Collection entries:
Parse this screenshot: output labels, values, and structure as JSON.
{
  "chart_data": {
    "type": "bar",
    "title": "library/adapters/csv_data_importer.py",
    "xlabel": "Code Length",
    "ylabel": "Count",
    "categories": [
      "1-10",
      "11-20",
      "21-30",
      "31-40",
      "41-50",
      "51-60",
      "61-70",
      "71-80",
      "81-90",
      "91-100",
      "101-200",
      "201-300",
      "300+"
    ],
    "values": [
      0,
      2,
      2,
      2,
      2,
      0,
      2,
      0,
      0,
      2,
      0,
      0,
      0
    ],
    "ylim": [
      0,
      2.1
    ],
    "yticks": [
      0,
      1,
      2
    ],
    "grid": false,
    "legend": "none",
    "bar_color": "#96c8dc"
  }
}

What is asked -> Copy all of the material word for word.

Response to the exercise ->
Parse this screenshot: output labels, values, and structure as JSON.
{
  "chart_data": {
    "type": "bar",
    "title": "library/adapters/csv_data_importer.py",
    "xlabel": "Code Length",
    "ylabel": "Count",
    "categories": [
      "1-10",
      "11-20",
      "21-30",
      "31-40",
      "41-50",
      "51-60",
      "61-70",
      "71-80",
      "81-90",
      "91-100",
      "101-200",
      "201-300",
      "300+"
    ],
    "values": [
      0,
      2,
      2,
      2,
      2,
      0,
      2,
      0,
      0,
      2,
      0,
      0,
      0
    ],
    "ylim": [
      0,
      2.1
    ],
    "yticks": [
      0,
      1,
      2
    ],
    "grid": false,
    "legend": "none",
    "bar_color": "#96c8dc"
  }
}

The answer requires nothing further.